We’ve both committed to far higher investment decisions without telling each other but I wouldn’t consider that as spending.

Dragracer · 30/04/2026 16:33

MsSquiz · 30/04/2026 12:33

We don’t have a set amount, but more what it’s going to be spent on…
updating the kids wardrobes when they move up a size - no discussion
a trip away - discussion
gifts for the kids birthday and Christmas - discussion
food shop - no discussion

our joint account is for household and family purchases. Most things aren’t discussed but may be mentioned in conversation
“X needs a new bike, any ideas what to get?” Rather than talking about the cost, if that makes sense?

Yeah this. I'd never ask permission to spend money. But things that really I don't want to be solely in charge of, like holiday planning, gift buying, animal buying, we talk about. If I wasn't sure a purchase was worth it I'd ask his opinion. Not because he's some form of authority or would have an issue but because he's a second brain to help do the thinking.

Our money is completely joint. One pot. It's all household money here, doesn't matter who earned it.

stargirl27 · 30/04/2026 16:34

coulditbeme2323 · 30/04/2026 16:25

It's in the thread.

◆ PROBLEMS
1: Retype the forum thread about household spending above from "Yeah this. I'd" up to and including "who earned it.".
2: Answer these questions on the forum thread about household spending above:
(a) In the list of purchases, does a trip away need discussion or not?
(b) What is the joint account for?
(c) In the reply that begins "Yeah this", what does the writer call the partner whose opinion is asked?

◆ EXTRACTED ENTRIES
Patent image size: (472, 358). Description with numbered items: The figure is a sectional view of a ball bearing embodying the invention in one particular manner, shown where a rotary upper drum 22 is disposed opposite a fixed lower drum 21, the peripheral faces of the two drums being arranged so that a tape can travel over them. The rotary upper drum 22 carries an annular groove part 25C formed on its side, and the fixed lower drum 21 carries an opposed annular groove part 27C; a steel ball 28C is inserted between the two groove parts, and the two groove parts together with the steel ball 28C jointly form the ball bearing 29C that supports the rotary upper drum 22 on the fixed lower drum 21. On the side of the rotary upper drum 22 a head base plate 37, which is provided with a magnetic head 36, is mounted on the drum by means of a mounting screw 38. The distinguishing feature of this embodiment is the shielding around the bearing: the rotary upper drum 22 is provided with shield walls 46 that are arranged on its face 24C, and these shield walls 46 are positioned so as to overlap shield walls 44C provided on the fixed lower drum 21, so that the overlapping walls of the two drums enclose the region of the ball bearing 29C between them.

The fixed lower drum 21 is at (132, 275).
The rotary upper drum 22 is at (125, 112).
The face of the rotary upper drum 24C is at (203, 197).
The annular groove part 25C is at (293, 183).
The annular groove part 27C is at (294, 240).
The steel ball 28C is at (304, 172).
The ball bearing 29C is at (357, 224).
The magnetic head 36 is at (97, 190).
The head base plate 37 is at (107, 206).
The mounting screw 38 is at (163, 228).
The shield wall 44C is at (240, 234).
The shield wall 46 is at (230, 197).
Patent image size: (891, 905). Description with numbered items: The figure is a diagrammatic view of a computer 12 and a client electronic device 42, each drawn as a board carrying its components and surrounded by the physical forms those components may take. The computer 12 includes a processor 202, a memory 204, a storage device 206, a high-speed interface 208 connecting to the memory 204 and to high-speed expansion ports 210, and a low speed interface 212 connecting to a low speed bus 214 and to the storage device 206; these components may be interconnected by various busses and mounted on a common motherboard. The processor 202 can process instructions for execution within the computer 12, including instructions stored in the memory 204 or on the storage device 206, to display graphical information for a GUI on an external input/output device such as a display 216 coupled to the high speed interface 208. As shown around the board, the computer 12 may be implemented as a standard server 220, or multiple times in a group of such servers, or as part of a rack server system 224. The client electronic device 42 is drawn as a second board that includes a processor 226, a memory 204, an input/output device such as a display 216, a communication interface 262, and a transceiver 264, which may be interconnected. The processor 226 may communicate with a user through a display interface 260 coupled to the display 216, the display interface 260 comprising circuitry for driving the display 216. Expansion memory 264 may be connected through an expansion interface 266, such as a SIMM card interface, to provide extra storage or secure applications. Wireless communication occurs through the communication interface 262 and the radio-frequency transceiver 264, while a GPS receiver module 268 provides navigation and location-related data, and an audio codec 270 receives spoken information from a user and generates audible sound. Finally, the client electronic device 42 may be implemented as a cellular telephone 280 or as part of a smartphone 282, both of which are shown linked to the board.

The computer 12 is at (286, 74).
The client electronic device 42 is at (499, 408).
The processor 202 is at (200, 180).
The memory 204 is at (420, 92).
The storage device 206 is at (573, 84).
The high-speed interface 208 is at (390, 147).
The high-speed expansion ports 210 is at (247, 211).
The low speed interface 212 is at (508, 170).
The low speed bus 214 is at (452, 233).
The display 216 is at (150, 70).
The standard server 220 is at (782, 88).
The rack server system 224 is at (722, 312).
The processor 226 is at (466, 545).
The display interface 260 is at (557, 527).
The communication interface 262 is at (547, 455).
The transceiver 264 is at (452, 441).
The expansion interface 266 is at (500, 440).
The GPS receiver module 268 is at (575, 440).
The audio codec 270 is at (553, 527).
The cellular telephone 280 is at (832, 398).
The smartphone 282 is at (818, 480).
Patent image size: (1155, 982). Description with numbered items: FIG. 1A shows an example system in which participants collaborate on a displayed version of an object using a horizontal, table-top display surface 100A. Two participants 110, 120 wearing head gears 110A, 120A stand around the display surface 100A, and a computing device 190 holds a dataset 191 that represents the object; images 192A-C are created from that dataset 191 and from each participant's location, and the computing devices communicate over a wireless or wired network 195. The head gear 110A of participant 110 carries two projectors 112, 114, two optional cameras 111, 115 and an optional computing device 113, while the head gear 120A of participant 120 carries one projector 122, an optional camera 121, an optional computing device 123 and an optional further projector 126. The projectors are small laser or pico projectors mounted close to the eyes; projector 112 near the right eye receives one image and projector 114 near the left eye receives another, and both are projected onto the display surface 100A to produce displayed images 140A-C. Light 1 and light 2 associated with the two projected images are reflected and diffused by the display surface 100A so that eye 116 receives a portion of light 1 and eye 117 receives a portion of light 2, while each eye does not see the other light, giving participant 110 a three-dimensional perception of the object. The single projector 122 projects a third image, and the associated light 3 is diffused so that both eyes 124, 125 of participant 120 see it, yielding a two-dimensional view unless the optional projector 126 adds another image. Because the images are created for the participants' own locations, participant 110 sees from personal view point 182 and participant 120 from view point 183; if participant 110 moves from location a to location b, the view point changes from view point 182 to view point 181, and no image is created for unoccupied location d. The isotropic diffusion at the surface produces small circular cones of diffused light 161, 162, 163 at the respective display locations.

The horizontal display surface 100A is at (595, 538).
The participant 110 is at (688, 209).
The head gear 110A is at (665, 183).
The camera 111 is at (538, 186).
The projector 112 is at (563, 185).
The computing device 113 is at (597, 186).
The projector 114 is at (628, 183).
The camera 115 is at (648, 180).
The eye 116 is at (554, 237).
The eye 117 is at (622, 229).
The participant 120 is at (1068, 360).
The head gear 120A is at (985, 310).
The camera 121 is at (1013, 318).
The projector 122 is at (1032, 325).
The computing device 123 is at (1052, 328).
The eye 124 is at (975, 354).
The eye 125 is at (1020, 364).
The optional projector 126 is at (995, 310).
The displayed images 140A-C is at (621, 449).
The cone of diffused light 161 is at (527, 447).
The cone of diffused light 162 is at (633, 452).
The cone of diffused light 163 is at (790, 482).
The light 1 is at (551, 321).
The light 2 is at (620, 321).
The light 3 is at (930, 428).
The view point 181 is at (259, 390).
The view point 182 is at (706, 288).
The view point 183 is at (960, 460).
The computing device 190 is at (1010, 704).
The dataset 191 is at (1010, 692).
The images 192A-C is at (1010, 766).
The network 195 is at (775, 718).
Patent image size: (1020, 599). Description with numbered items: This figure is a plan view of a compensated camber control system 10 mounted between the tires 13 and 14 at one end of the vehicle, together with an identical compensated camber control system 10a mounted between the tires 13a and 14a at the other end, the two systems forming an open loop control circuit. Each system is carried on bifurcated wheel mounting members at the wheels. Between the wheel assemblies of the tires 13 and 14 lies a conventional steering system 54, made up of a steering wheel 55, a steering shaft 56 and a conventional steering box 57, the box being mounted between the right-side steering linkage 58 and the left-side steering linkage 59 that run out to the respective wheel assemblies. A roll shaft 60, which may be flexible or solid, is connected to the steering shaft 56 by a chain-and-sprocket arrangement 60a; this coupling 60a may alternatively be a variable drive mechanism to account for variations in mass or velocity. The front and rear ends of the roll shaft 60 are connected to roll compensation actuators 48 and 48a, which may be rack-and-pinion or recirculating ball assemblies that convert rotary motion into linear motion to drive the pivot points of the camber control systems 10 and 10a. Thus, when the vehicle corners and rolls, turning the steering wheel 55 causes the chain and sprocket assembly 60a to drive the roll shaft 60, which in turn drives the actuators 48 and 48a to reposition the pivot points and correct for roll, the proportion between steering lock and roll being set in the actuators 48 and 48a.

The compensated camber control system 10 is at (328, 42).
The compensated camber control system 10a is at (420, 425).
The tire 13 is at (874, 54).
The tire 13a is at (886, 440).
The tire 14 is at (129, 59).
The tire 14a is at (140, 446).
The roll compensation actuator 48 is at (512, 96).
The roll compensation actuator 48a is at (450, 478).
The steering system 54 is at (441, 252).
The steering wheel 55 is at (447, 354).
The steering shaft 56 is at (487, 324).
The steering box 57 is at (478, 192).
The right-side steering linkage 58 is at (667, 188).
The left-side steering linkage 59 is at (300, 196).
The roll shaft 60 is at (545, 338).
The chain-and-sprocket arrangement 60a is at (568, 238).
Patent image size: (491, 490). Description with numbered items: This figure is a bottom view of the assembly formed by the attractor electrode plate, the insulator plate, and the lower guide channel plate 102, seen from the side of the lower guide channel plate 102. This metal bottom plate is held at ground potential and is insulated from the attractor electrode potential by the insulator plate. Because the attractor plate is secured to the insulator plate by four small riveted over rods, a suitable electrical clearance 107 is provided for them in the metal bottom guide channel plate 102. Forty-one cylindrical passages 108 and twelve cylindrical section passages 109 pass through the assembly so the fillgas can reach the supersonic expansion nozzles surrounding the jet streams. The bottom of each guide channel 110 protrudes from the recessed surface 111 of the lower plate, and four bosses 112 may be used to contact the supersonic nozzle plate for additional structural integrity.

◆ RESPONSES FOR EACH TASK
1:
Yeah this. I'd never ask permission to spend money. But things that really I don't want to be solely in charge of, like holiday planning, gift buying, animal buying, we talk about. If I wasn't sure a purchase was worth it I'd ask his opinion. Not because he's some form of authority or would have an issue but because he's a second brain to help do the thinking.

Our money is completely joint. One pot. It's all household money here, doesn't matter who earned it.

2:
(a) Yes, a trip away needs discussion.
(b) Household and family purchases.
(c) A second brain to help do the thinking.